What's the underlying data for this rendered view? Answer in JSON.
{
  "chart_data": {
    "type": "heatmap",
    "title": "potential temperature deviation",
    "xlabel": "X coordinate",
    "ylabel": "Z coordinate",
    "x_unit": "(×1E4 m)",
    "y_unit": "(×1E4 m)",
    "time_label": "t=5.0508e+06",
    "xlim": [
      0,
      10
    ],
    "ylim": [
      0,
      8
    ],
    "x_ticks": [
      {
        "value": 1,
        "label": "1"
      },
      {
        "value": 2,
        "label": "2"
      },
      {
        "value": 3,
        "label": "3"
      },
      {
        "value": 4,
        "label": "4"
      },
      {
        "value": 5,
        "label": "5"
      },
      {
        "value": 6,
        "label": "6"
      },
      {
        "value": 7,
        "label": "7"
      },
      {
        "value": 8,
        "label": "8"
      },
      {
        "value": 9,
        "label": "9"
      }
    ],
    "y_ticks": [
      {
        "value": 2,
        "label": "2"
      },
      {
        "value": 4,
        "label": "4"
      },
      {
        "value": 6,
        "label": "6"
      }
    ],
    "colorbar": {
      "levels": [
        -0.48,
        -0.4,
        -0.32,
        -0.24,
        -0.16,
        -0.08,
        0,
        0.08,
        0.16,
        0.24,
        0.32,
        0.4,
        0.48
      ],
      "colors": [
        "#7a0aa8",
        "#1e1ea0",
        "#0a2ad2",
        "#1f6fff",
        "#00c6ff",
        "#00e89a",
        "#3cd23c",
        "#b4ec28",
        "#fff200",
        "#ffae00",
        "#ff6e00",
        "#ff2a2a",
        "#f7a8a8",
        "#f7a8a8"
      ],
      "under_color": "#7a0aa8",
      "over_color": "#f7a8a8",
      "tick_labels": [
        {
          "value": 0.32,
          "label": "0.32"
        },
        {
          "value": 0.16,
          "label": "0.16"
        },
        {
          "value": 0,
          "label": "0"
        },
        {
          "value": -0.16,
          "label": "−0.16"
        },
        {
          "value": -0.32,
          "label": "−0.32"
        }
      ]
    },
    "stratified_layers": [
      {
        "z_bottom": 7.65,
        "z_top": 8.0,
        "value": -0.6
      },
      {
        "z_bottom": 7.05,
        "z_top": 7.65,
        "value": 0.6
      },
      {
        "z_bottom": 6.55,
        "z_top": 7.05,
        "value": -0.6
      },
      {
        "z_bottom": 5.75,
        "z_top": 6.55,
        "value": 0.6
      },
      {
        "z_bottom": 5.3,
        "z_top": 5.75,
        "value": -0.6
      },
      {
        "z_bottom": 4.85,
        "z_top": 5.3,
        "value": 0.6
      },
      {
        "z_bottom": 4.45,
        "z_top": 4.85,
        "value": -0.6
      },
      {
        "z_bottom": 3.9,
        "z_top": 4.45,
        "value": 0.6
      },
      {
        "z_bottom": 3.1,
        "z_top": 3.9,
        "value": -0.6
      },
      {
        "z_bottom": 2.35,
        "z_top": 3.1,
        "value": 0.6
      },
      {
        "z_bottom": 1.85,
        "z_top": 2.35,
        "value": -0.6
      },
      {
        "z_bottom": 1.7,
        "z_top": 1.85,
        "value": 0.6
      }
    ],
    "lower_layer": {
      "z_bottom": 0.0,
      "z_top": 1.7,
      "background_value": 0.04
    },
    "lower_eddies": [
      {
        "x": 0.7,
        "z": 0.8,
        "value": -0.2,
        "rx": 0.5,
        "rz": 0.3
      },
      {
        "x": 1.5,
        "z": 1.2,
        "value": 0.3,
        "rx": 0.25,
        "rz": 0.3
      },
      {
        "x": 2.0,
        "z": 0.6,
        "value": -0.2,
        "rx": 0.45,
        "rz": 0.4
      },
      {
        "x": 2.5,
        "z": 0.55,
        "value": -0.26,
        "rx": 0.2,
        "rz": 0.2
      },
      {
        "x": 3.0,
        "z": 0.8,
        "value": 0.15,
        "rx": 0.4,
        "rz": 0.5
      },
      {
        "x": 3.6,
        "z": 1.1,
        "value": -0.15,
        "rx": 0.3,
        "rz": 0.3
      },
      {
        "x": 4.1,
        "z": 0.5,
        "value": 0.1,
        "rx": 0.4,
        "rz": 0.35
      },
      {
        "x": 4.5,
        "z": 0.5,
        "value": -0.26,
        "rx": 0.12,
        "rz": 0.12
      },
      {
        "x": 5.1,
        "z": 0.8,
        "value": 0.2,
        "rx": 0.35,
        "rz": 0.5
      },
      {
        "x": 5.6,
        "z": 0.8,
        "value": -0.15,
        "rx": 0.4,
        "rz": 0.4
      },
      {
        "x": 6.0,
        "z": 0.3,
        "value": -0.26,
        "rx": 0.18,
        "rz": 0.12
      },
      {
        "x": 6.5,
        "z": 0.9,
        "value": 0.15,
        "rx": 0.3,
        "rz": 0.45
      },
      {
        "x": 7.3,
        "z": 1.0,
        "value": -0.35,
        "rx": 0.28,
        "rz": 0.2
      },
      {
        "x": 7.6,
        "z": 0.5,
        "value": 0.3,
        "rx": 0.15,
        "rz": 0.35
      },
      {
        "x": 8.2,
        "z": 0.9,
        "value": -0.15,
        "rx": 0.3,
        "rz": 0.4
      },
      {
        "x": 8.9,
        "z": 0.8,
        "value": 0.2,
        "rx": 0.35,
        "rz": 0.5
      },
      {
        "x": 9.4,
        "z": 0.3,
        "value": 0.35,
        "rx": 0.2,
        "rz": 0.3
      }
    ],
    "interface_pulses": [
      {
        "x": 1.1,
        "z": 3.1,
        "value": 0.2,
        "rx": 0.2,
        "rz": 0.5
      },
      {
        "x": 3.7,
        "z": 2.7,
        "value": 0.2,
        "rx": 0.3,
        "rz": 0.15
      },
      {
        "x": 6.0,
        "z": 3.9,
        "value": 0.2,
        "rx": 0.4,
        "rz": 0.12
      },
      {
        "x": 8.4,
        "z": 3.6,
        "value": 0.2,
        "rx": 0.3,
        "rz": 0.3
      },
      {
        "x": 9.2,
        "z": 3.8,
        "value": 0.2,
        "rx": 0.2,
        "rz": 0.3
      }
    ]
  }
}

= = = =

Requirements
Retype all of the material, keeping each line exact.

Written response
What's the underlying data for this rendered view? Answer in JSON.
{
  "chart_data": {
    "type": "heatmap",
    "title": "potential temperature deviation",
    "xlabel": "X coordinate",
    "ylabel": "Z coordinate",
    "x_unit": "(×1E4 m)",
    "y_unit": "(×1E4 m)",
    "time_label": "t=5.0508e+06",
    "xlim": [
      0,
      10
    ],
    "ylim": [
      0,
      8
    ],
    "x_ticks": [
      {
        "value": 1,
        "label": "1"
      },
      {
        "value": 2,
        "label": "2"
      },
      {
        "value": 3,
        "label": "3"
      },
      {
        "value": 4,
        "label": "4"
      },
      {
        "value": 5,
        "label": "5"
      },
      {
        "value": 6,
        "label": "6"
      },
      {
        "value": 7,
        "label": "7"
      },
      {
        "value": 8,
        "label": "8"
      },
      {
        "value": 9,
        "label": "9"
      }
    ],
    "y_ticks": [
      {
        "value": 2,
        "label": "2"
      },
      {
        "value": 4,
        "label": "4"
      },
      {
        "value": 6,
        "label": "6"
      }
    ],
    "colorbar": {
      "levels": [
        -0.48,
        -0.4,
        -0.32,
        -0.24,
        -0.16,
        -0.08,
        0,
        0.08,
        0.16,
        0.24,
        0.32,
        0.4,
        0.48
      ],
      "colors": [
        "#7a0aa8",
        "#1e1ea0",
        "#0a2ad2",
        "#1f6fff",
        "#00c6ff",
        "#00e89a",
        "#3cd23c",
        "#b4ec28",
        "#fff200",
        "#ffae00",
        "#ff6e00",
        "#ff2a2a",
        "#f7a8a8",
        "#f7a8a8"
      ],
      "under_color": "#7a0aa8",
      "over_color": "#f7a8a8",
      "tick_labels": [
        {
          "value": 0.32,
          "label": "0.32"
        },
        {
          "value": 0.16,
          "label": "0.16"
        },
        {
          "value": 0,
          "label": "0"
        },
        {
          "value": -0.16,
          "label": "−0.16"
        },
        {
          "value": -0.32,
          "label": "−0.32"
        }
      ]
    },
    "stratified_layers": [
      {
        "z_bottom": 7.65,
        "z_top": 8.0,
        "value": -0.6
      },
      {
        "z_bottom": 7.05,
        "z_top": 7.65,
        "value": 0.6
      },
      {
        "z_bottom": 6.55,
        "z_top": 7.05,
        "value": -0.6
      },
      {
        "z_bottom": 5.75,
        "z_top": 6.55,
        "value": 0.6
      },
      {
        "z_bottom": 5.3,
        "z_top": 5.75,
        "value": -0.6
      },
      {
        "z_bottom": 4.85,
        "z_top": 5.3,
        "value": 0.6
      },
      {
        "z_bottom": 4.45,
        "z_top": 4.85,
        "value": -0.6
      },
      {
        "z_bottom": 3.9,
        "z_top": 4.45,
        "value": 0.6
      },
      {
        "z_bottom": 3.1,
        "z_top": 3.9,
        "value": -0.6
      },
      {
        "z_bottom": 2.35,
        "z_top": 3.1,
        "value": 0.6
      },
      {
        "z_bottom": 1.85,
        "z_top": 2.35,
        "value": -0.6
      },
      {
        "z_bottom": 1.7,
        "z_top": 1.85,
        "value": 0.6
      }
    ],
    "lower_layer": {
      "z_bottom": 0.0,
      "z_top": 1.7,
      "background_value": 0.04
    },
    "lower_eddies": [
      {
        "x": 0.7,
        "z": 0.8,
        "value": -0.2,
        "rx": 0.5,
        "rz": 0.3
      },
      {
        "x": 1.5,
        "z": 1.2,
        "value": 0.3,
        "rx": 0.25,
        "rz": 0.3
      },
      {
        "x": 2.0,
        "z": 0.6,
        "value": -0.2,
        "rx": 0.45,
        "rz": 0.4
      },
      {
        "x": 2.5,
        "z": 0.55,
        "value": -0.26,
        "rx": 0.2,
        "rz": 0.2
      },
      {
        "x": 3.0,
        "z": 0.8,
        "value": 0.15,
        "rx": 0.4,
        "rz": 0.5
      },
      {
        "x": 3.6,
        "z": 1.1,
        "value": -0.15,
        "rx": 0.3,
        "rz": 0.3
      },
      {
        "x": 4.1,
        "z": 0.5,
        "value": 0.1,
        "rx": 0.4,
        "rz": 0.35
      },
      {
        "x": 4.5,
        "z": 0.5,
        "value": -0.26,
        "rx": 0.12,
        "rz": 0.12
      },
      {
        "x": 5.1,
        "z": 0.8,
        "value": 0.2,
        "rx": 0.35,
        "rz": 0.5
      },
      {
        "x": 5.6,
        "z": 0.8,
        "value": -0.15,
        "rx": 0.4,
        "rz": 0.4
      },
      {
        "x": 6.0,
        "z": 0.3,
        "value": -0.26,
        "rx": 0.18,
        "rz": 0.12
      },
      {
        "x": 6.5,
        "z": 0.9,
        "value": 0.15,
        "rx": 0.3,
        "rz": 0.45
      },
      {
        "x": 7.3,
        "z": 1.0,
        "value": -0.35,
        "rx": 0.28,
        "rz": 0.2
      },
      {
        "x": 7.6,
        "z": 0.5,
        "value": 0.3,
        "rx": 0.15,
        "rz": 0.35
      },
      {
        "x": 8.2,
        "z": 0.9,
        "value": -0.15,
        "rx": 0.3,
        "rz": 0.4
      },
      {
        "x": 8.9,
        "z": 0.8,
        "value": 0.2,
        "rx": 0.35,
        "rz": 0.5
      },
      {
        "x": 9.4,
        "z": 0.3,
        "value": 0.35,
        "rx": 0.2,
        "rz": 0.3
      }
    ],
    "interface_pulses": [
      {
        "x": 1.1,
        "z": 3.1,
        "value": 0.2,
        "rx": 0.2,
        "rz": 0.5
      },
      {
        "x": 3.7,
        "z": 2.7,
        "value": 0.2,
        "rx": 0.3,
        "rz": 0.15
      },
      {
        "x": 6.0,
        "z": 3.9,
        "value": 0.2,
        "rx": 0.4,
        "rz": 0.12
      },
      {
        "x": 8.4,
        "z": 3.6,
        "value": 0.2,
        "rx": 0.3,
        "rz": 0.3
      },
      {
        "x": 9.2,
        "z": 3.8,
        "value": 0.2,
        "rx": 0.2,
        "rz": 0.3
      }
    ]
  }
}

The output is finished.